[What is required]
Read the material below and tally how many lines hold the word "утверждении", giving the number and nothing else.

[Stored items]

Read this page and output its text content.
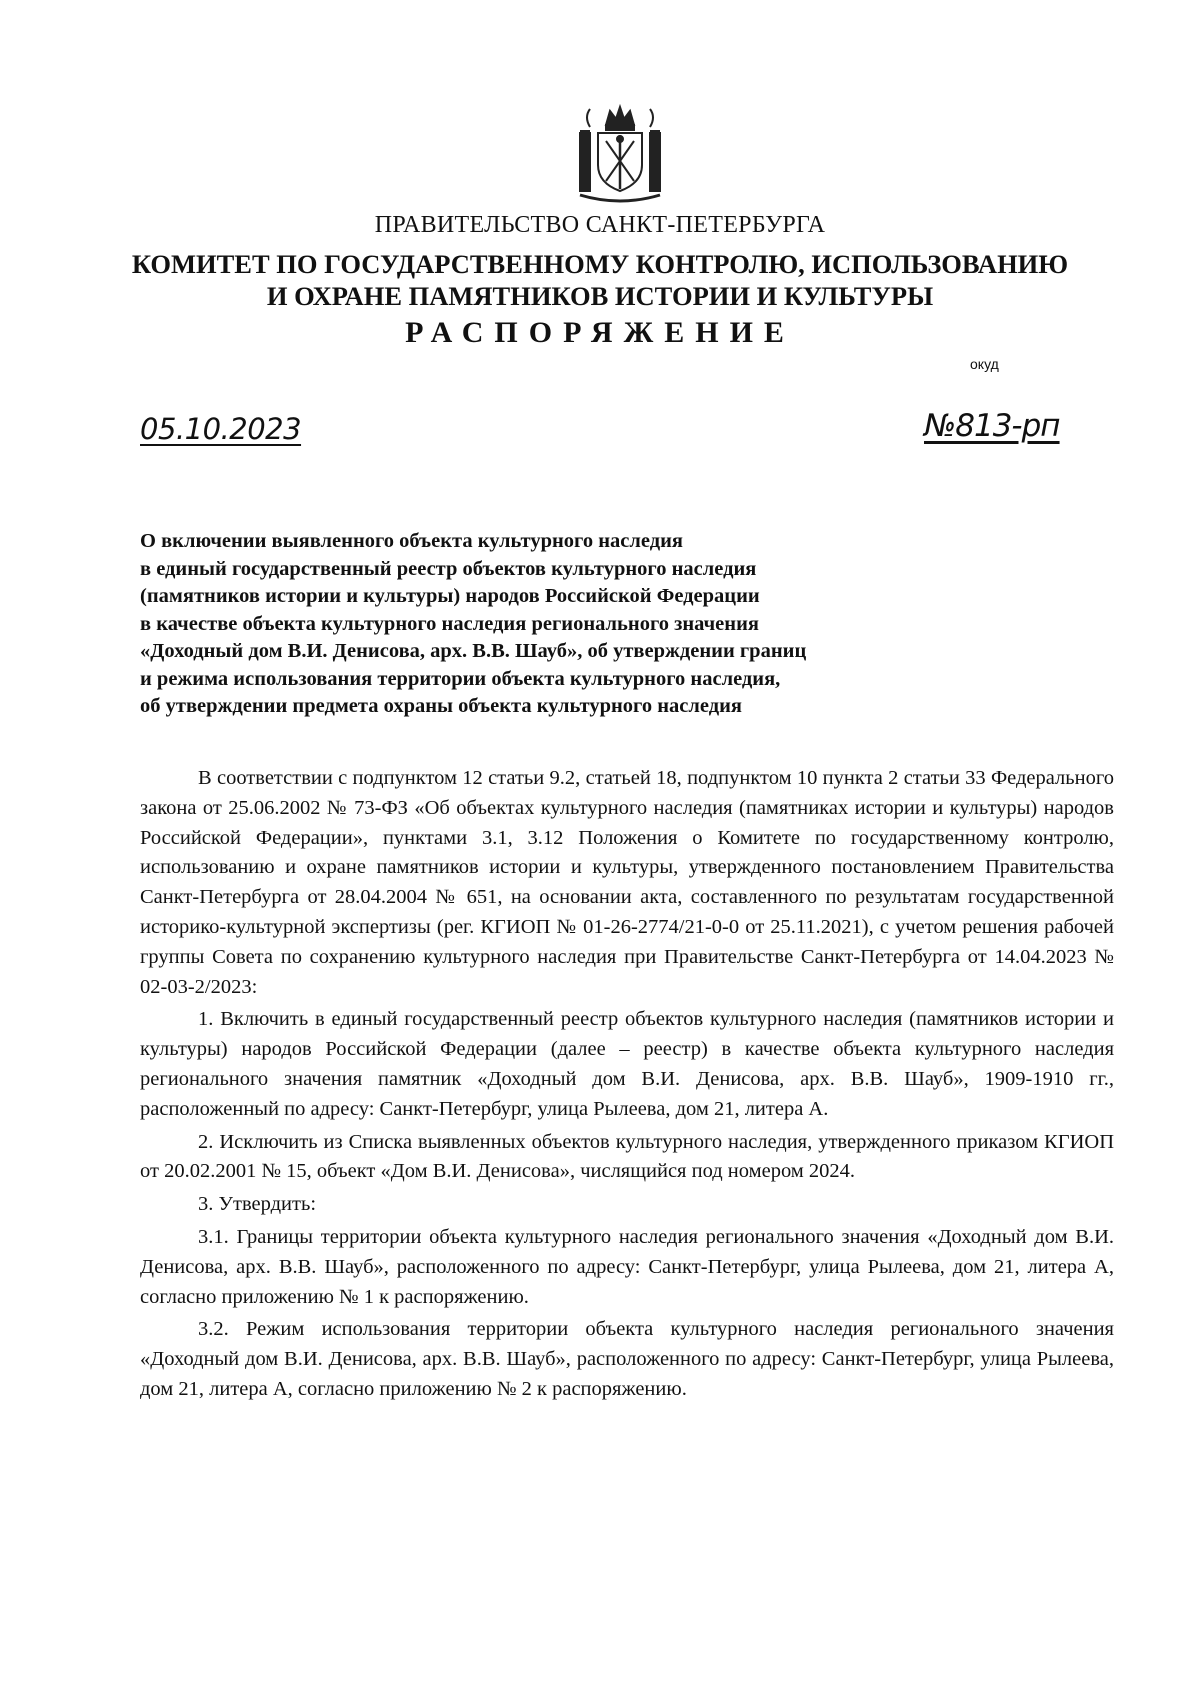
ПРАВИТЕЛЬСТВО САНКТ-ПЕТЕРБУРГА
КОМИТЕТ ПО ГОСУДАРСТВЕННОМУ КОНТРОЛЮ, ИСПОЛЬЗОВАНИЮ
И ОХРАНЕ ПАМЯТНИКОВ ИСТОРИИ И КУЛЬТУРЫ
РАСПОРЯЖЕНИЕ
окуд
05.10.2023	№813-рп
О включении выявленного объекта культурного наследия
в единый государственный реестр объектов культурного наследия
(памятников истории и культуры) народов Российской Федерации
в качестве объекта культурного наследия регионального значения
«Доходный дом В.И. Денисова, арх. В.В. Шауб», об утверждении границ
и режима использования территории объекта культурного наследия,
об утверждении предмета охраны объекта культурного наследия

В соответствии с подпунктом 12 статьи 9.2, статьей 18, подпунктом 10 пункта 2 статьи 33 Федерального закона от 25.06.2002 № 73-ФЗ «Об объектах культурного наследия (памятниках истории и культуры) народов Российской Федерации», пунктами 3.1, 3.12 Положения о Комитете по государственному контролю, использованию и охране памятников истории и культуры, утвержденного постановлением Правительства Санкт-Петербурга от 28.04.2004 № 651, на основании акта, составленного по результатам государственной историко-культурной экспертизы (рег. КГИОП № 01-26-2774/21-0-0 от 25.11.2021), с учетом решения рабочей группы Совета по сохранению культурного наследия при Правительстве Санкт-Петербурга от 14.04.2023 № 02-03-2/2023:

1. Включить в единый государственный реестр объектов культурного наследия (памятников истории и культуры) народов Российской Федерации (далее – реестр) в качестве объекта культурного наследия регионального значения памятник «Доходный дом В.И. Денисова, арх. В.В. Шауб», 1909-1910 гг., расположенный по адресу: Санкт-Петербург, улица Рылеева, дом 21, литера А.

2. Исключить из Списка выявленных объектов культурного наследия, утвержденного приказом КГИОП от 20.02.2001 № 15, объект «Дом В.И. Денисова», числящийся под номером 2024.

3. Утвердить:

3.1. Границы территории объекта культурного наследия регионального значения «Доходный дом В.И. Денисова, арх. В.В. Шауб», расположенного по адресу: Санкт-Петербург, улица Рылеева, дом 21, литера А, согласно приложению № 1 к распоряжению.

3.2. Режим использования территории объекта культурного наследия регионального значения «Доходный дом В.И. Денисова, арх. В.В. Шауб», расположенного по адресу: Санкт-Петербург, улица Рылеева, дом 21, литера А, согласно приложению № 2 к распоряжению.
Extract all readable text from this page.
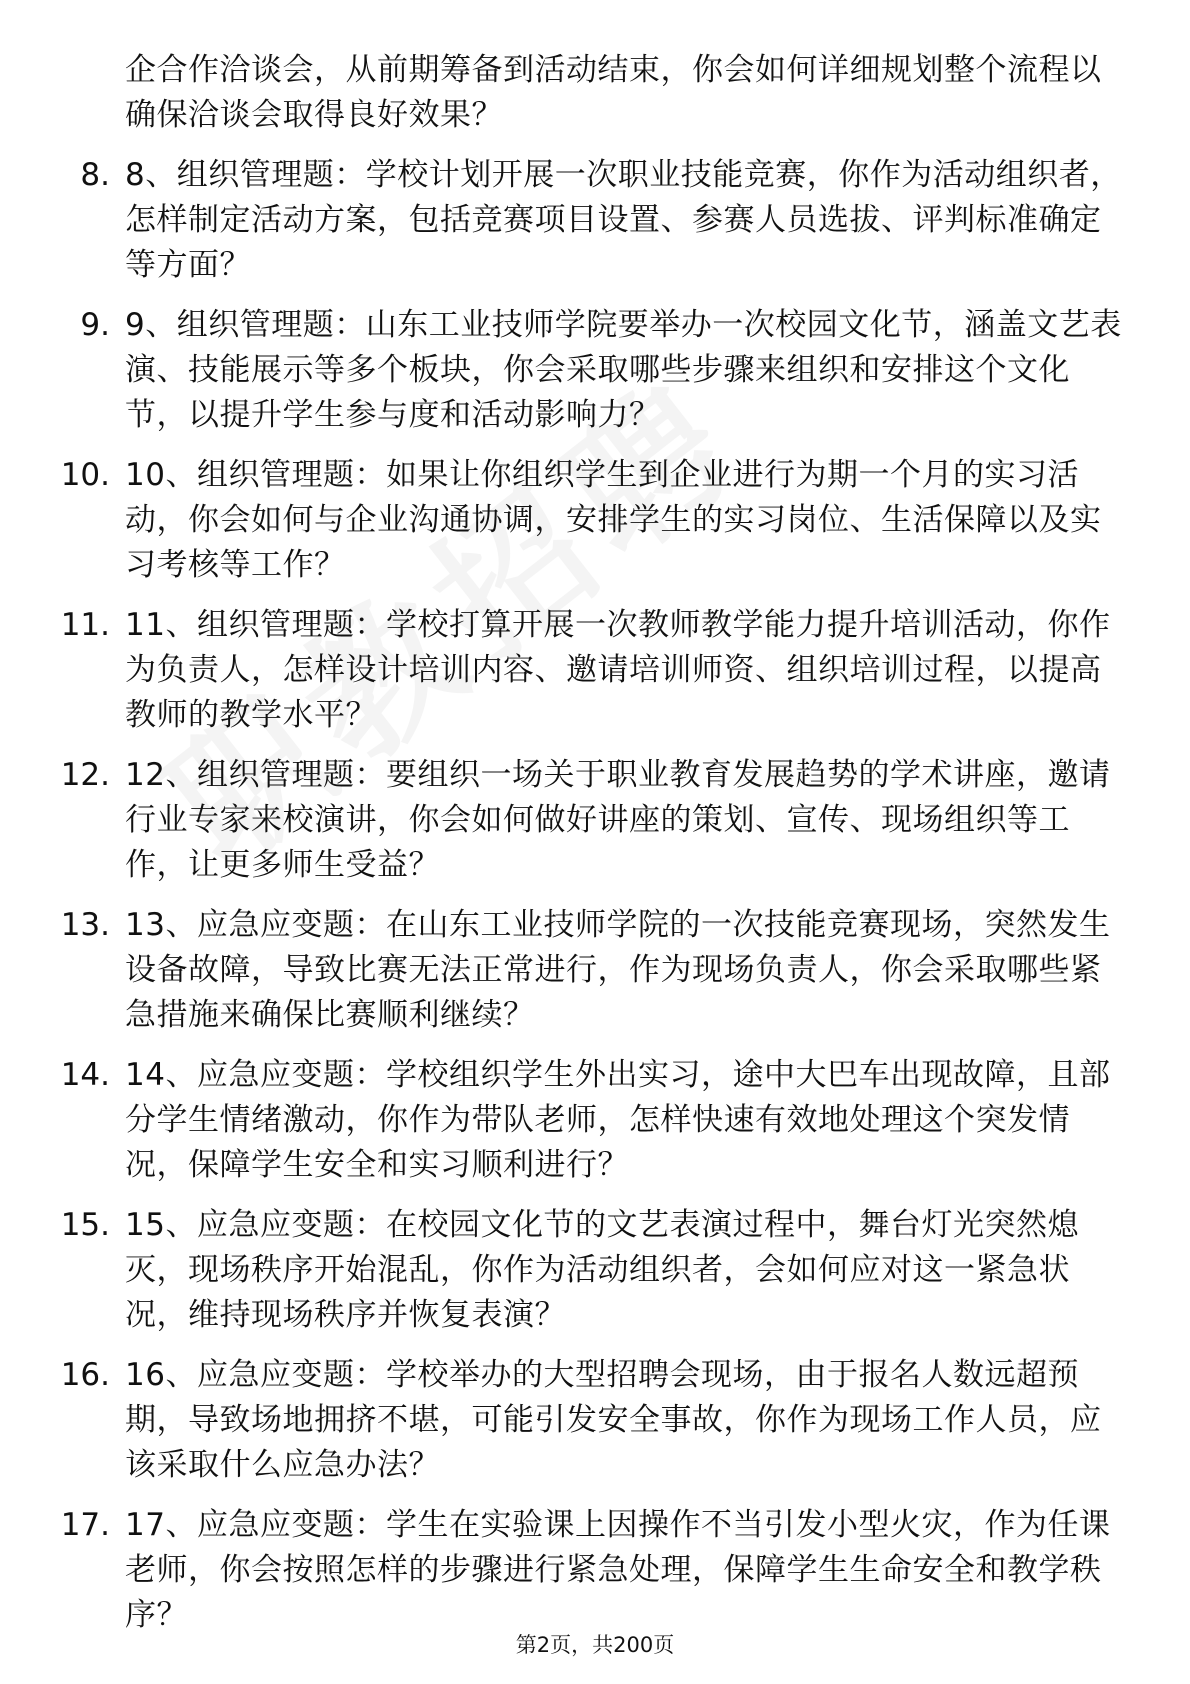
企合作洽谈会，从前期筹备到活动结束，你会如何详细规划整个流程以确保洽谈会取得良好效果？
8. 8、组织管理题：学校计划开展一次职业技能竞赛，你作为活动组织者，怎样制定活动方案，包括竞赛项目设置、参赛人员选拔、评判标准确定等方面？
9. 9、组织管理题：山东工业技师学院要举办一次校园文化节，涵盖文艺表演、技能展示等多个板块，你会采取哪些步骤来组织和安排这个文化节，以提升学生参与度和活动影响力？
10. 10、组织管理题：如果让你组织学生到企业进行为期一个月的实习活动，你会如何与企业沟通协调，安排学生的实习岗位、生活保障以及实习考核等工作？
11. 11、组织管理题：学校打算开展一次教师教学能力提升培训活动，你作为负责人，怎样设计培训内容、邀请培训师资、组织培训过程，以提高教师的教学水平？
12. 12、组织管理题：要组织一场关于职业教育发展趋势的学术讲座，邀请行业专家来校演讲，你会如何做好讲座的策划、宣传、现场组织等工作，让更多师生受益？
13. 13、应急应变题：在山东工业技师学院的一次技能竞赛现场，突然发生设备故障，导致比赛无法正常进行，作为现场负责人，你会采取哪些紧急措施来确保比赛顺利继续？
14. 14、应急应变题：学校组织学生外出实习，途中大巴车出现故障，且部分学生情绪激动，你作为带队老师，怎样快速有效地处理这个突发情况，保障学生安全和实习顺利进行？
15. 15、应急应变题：在校园文化节的文艺表演过程中，舞台灯光突然熄灭，现场秩序开始混乱，你作为活动组织者，会如何应对这一紧急状况，维持现场秩序并恢复表演？
16. 16、应急应变题：学校举办的大型招聘会现场，由于报名人数远超预期，导致场地拥挤不堪，可能引发安全事故，你作为现场工作人员，应该采取什么应急办法？
17. 17、应急应变题：学生在实验课上因操作不当引发小型火灾，作为任课老师，你会按照怎样的步骤进行紧急处理，保障学生生命安全和教学秩序？
第2页，共200页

[Response for this exercise]
2